WRITTEN REQUEST
Filter the records below down to lines containing "What".

SUPPLIED INFORMATION
━━━

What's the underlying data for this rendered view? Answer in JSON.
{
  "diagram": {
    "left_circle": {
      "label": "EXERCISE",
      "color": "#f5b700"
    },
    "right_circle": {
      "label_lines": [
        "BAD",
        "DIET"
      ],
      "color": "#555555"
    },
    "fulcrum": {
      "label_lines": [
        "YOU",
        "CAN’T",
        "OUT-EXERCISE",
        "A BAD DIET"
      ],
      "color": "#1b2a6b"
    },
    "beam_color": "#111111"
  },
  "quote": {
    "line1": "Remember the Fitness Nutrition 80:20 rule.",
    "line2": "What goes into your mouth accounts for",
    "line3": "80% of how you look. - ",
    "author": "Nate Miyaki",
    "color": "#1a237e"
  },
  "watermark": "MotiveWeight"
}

━━━

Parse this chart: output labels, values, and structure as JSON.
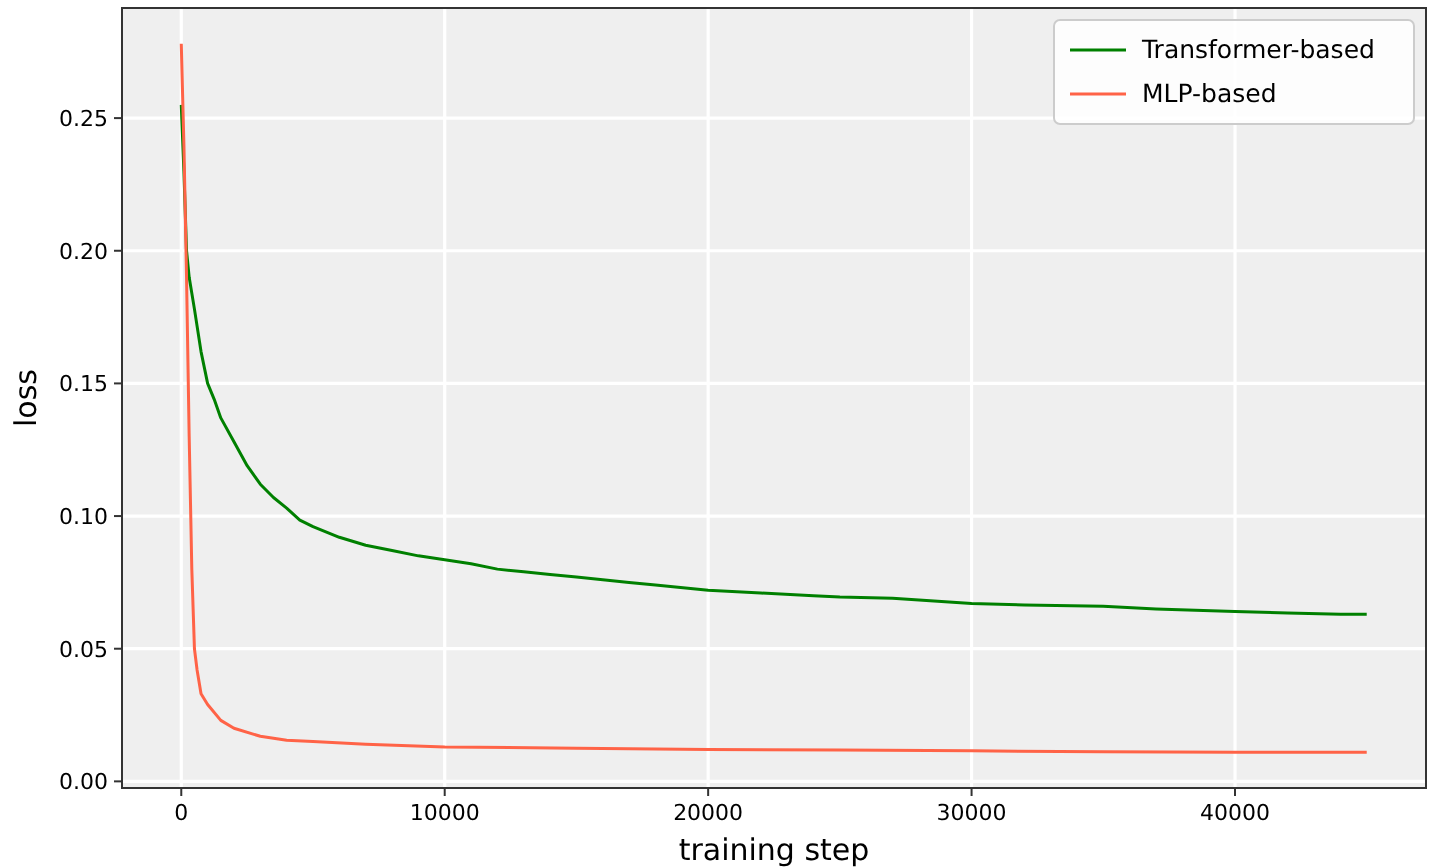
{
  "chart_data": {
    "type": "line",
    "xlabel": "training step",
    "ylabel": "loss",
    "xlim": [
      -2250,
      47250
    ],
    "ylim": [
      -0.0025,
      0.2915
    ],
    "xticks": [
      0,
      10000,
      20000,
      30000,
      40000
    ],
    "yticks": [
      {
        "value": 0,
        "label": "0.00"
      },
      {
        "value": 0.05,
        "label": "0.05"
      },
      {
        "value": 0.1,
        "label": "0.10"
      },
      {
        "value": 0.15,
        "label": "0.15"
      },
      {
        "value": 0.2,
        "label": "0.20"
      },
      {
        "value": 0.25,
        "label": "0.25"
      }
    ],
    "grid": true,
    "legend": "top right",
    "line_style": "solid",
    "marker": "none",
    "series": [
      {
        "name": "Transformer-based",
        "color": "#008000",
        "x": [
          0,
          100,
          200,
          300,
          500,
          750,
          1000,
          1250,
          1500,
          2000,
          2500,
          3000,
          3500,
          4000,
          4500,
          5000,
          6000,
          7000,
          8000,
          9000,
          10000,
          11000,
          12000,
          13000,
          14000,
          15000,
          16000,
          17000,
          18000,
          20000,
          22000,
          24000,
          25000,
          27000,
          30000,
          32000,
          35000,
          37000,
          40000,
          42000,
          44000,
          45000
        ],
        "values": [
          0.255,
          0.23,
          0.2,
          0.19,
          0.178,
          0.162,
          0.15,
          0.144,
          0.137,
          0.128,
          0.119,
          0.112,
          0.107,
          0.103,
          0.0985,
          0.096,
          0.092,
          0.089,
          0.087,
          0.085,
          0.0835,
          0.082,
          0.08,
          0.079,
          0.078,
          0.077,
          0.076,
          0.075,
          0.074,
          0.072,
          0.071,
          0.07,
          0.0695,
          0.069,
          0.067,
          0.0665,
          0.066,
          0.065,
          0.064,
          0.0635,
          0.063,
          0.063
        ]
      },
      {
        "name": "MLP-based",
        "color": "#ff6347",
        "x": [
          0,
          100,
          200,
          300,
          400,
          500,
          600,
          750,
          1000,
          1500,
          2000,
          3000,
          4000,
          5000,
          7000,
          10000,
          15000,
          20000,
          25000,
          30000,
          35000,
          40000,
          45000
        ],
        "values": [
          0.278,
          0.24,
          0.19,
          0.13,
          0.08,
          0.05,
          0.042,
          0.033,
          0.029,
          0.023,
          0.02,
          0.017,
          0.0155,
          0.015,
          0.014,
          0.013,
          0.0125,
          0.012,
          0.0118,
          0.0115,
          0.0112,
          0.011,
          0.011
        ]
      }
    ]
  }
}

━━━

EXERCISE RESPONSE
What's the underlying data for this rendered view? Answer in JSON.
    "line2": "What goes into your mouth accounts for",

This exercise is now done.